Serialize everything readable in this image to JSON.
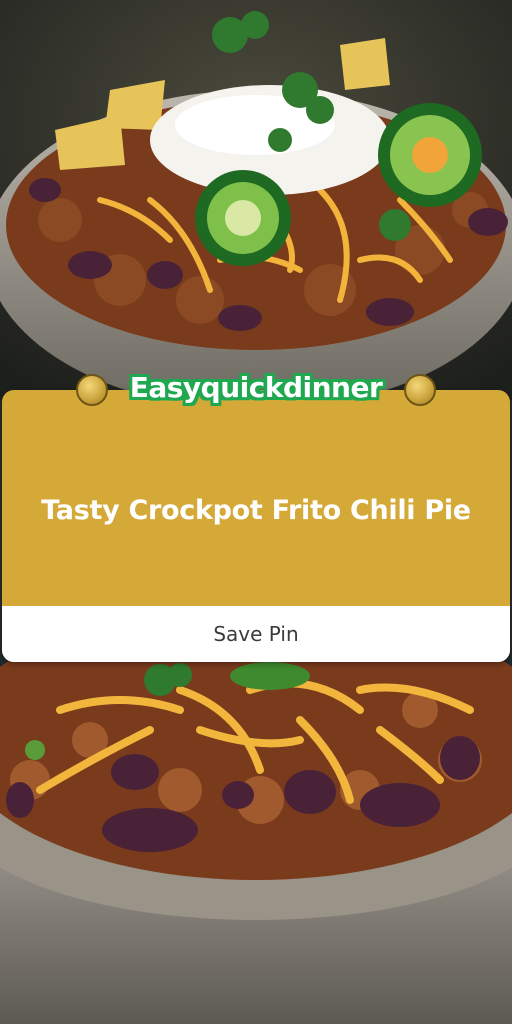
{
  "brand": {
    "name": "Easyquickdinner"
  },
  "pin_card": {
    "title": "Tasty Crockpot Frito Chili Pie",
    "save_label": "Save Pin",
    "accent_color": "#d4a938",
    "brand_color": "#1fa84f"
  },
  "images": {
    "top": "chili-bowl-with-sour-cream-jalapeno-image",
    "bottom": "chili-bowl-with-cheese-beans-image"
  }
}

══════

▸ TASK:
Look through the records and count each line that holds "with". Write only the total.

▸ TASK SOLUTION:
2